(Dataset entries)
•••••
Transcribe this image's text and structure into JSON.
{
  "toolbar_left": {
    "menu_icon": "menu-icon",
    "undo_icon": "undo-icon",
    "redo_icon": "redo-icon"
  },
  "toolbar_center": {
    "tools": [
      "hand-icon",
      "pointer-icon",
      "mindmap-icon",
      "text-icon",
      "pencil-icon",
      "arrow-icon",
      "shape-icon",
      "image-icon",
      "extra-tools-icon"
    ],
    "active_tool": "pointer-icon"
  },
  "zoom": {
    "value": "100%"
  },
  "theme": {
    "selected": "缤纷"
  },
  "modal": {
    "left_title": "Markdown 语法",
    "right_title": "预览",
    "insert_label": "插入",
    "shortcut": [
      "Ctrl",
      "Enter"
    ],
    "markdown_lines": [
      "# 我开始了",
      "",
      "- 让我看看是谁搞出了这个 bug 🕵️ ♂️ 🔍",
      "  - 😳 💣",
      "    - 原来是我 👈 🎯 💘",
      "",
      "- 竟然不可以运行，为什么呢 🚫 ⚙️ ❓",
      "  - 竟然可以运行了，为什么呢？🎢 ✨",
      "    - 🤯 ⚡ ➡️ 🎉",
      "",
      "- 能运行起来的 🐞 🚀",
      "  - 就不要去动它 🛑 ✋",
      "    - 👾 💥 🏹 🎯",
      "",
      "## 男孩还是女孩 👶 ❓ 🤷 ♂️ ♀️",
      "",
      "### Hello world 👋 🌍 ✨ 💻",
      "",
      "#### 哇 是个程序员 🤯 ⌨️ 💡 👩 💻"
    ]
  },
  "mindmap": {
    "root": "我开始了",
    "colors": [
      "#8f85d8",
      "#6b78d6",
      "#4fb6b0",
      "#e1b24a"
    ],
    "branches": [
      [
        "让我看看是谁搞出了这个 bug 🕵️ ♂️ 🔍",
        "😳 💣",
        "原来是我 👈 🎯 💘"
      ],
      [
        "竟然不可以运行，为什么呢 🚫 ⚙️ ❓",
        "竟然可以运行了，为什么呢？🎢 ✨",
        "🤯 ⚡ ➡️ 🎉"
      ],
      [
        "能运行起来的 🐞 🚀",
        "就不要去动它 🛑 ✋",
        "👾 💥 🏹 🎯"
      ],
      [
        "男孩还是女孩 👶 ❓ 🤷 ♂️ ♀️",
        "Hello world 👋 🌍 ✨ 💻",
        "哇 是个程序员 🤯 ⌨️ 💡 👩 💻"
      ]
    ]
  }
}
•••••
Repeat every line of the data, exactly and in full.

__SOLUTION TO THIS EXERCISE__
Transcribe this image's text and structure into JSON.
{
  "toolbar_left": {
    "menu_icon": "menu-icon",
    "undo_icon": "undo-icon",
    "redo_icon": "redo-icon"
  },
  "toolbar_center": {
    "tools": [
      "hand-icon",
      "pointer-icon",
      "mindmap-icon",
      "text-icon",
      "pencil-icon",
      "arrow-icon",
      "shape-icon",
      "image-icon",
      "extra-tools-icon"
    ],
    "active_tool": "pointer-icon"
  },
  "zoom": {
    "value": "100%"
  },
  "theme": {
    "selected": "缤纷"
  },
  "modal": {
    "left_title": "Markdown 语法",
    "right_title": "预览",
    "insert_label": "插入",
    "shortcut": [
      "Ctrl",
      "Enter"
    ],
    "markdown_lines": [
      "# 我开始了",
      "",
      "- 让我看看是谁搞出了这个 bug 🕵️ ♂️ 🔍",
      "  - 😳 💣",
      "    - 原来是我 👈 🎯 💘",
      "",
      "- 竟然不可以运行，为什么呢 🚫 ⚙️ ❓",
      "  - 竟然可以运行了，为什么呢？🎢 ✨",
      "    - 🤯 ⚡ ➡️ 🎉",
      "",
      "- 能运行起来的 🐞 🚀",
      "  - 就不要去动它 🛑 ✋",
      "    - 👾 💥 🏹 🎯",
      "",
      "## 男孩还是女孩 👶 ❓ 🤷 ♂️ ♀️",
      "",
      "### Hello world 👋 🌍 ✨ 💻",
      "",
      "#### 哇 是个程序员 🤯 ⌨️ 💡 👩 💻"
    ]
  },
  "mindmap": {
    "root": "我开始了",
    "colors": [
      "#8f85d8",
      "#6b78d6",
      "#4fb6b0",
      "#e1b24a"
    ],
    "branches": [
      [
        "让我看看是谁搞出了这个 bug 🕵️ ♂️ 🔍",
        "😳 💣",
        "原来是我 👈 🎯 💘"
      ],
      [
        "竟然不可以运行，为什么呢 🚫 ⚙️ ❓",
        "竟然可以运行了，为什么呢？🎢 ✨",
        "🤯 ⚡ ➡️ 🎉"
      ],
      [
        "能运行起来的 🐞 🚀",
        "就不要去动它 🛑 ✋",
        "👾 💥 🏹 🎯"
      ],
      [
        "男孩还是女孩 👶 ❓ 🤷 ♂️ ♀️",
        "Hello world 👋 🌍 ✨ 💻",
        "哇 是个程序员 🤯 ⌨️ 💡 👩 💻"
      ]
    ]
  }
}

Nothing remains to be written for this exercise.